AVAILABLE DATA —
--- Start ---

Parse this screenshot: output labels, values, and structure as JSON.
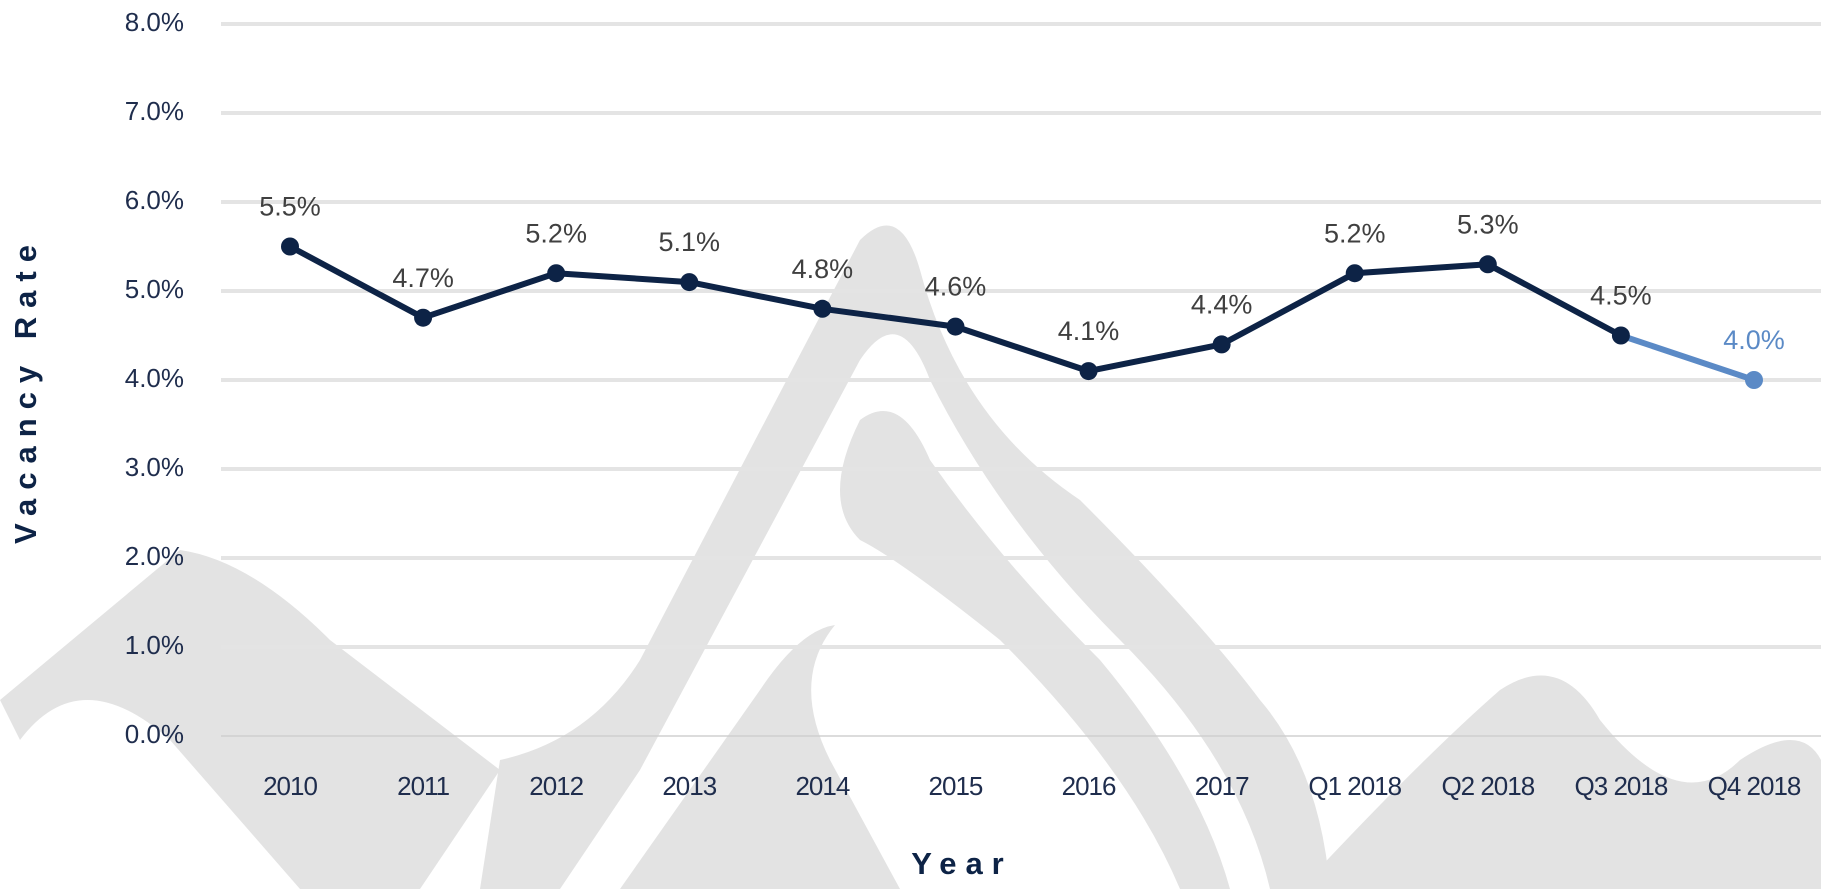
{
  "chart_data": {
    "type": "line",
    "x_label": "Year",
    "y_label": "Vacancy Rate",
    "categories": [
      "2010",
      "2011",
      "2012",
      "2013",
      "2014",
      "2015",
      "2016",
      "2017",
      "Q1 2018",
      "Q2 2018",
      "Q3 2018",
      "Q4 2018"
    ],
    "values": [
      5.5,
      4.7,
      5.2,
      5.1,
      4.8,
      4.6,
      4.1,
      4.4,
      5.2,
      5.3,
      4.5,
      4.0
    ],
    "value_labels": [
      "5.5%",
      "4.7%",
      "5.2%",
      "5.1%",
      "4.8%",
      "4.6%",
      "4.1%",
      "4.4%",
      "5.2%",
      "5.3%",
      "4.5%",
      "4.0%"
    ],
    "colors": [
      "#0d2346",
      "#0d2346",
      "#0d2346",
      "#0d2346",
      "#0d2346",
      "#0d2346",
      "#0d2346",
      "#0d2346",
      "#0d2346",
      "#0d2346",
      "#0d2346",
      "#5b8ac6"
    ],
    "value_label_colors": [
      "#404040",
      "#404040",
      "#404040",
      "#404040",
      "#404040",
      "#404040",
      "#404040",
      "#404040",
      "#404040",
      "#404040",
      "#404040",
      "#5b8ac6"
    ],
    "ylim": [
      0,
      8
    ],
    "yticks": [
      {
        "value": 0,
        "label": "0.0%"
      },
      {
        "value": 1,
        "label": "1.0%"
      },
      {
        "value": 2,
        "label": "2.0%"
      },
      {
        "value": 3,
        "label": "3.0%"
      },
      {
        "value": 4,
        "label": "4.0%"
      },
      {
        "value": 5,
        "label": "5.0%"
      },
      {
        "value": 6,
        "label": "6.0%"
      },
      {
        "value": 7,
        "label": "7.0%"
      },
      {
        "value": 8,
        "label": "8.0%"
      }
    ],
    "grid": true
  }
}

--- End ---

WORK INSTRUCTIONS — Quote all of the entries word for word, omitting any pictures.

EXERCISE RESULT —
Parse this screenshot: output labels, values, and structure as JSON.
{
  "chart_data": {
    "type": "line",
    "x_label": "Year",
    "y_label": "Vacancy Rate",
    "categories": [
      "2010",
      "2011",
      "2012",
      "2013",
      "2014",
      "2015",
      "2016",
      "2017",
      "Q1 2018",
      "Q2 2018",
      "Q3 2018",
      "Q4 2018"
    ],
    "values": [
      5.5,
      4.7,
      5.2,
      5.1,
      4.8,
      4.6,
      4.1,
      4.4,
      5.2,
      5.3,
      4.5,
      4.0
    ],
    "value_labels": [
      "5.5%",
      "4.7%",
      "5.2%",
      "5.1%",
      "4.8%",
      "4.6%",
      "4.1%",
      "4.4%",
      "5.2%",
      "5.3%",
      "4.5%",
      "4.0%"
    ],
    "colors": [
      "#0d2346",
      "#0d2346",
      "#0d2346",
      "#0d2346",
      "#0d2346",
      "#0d2346",
      "#0d2346",
      "#0d2346",
      "#0d2346",
      "#0d2346",
      "#0d2346",
      "#5b8ac6"
    ],
    "value_label_colors": [
      "#404040",
      "#404040",
      "#404040",
      "#404040",
      "#404040",
      "#404040",
      "#404040",
      "#404040",
      "#404040",
      "#404040",
      "#404040",
      "#5b8ac6"
    ],
    "ylim": [
      0,
      8
    ],
    "yticks": [
      {
        "value": 0,
        "label": "0.0%"
      },
      {
        "value": 1,
        "label": "1.0%"
      },
      {
        "value": 2,
        "label": "2.0%"
      },
      {
        "value": 3,
        "label": "3.0%"
      },
      {
        "value": 4,
        "label": "4.0%"
      },
      {
        "value": 5,
        "label": "5.0%"
      },
      {
        "value": 6,
        "label": "6.0%"
      },
      {
        "value": 7,
        "label": "7.0%"
      },
      {
        "value": 8,
        "label": "8.0%"
      }
    ],
    "grid": true
  }
}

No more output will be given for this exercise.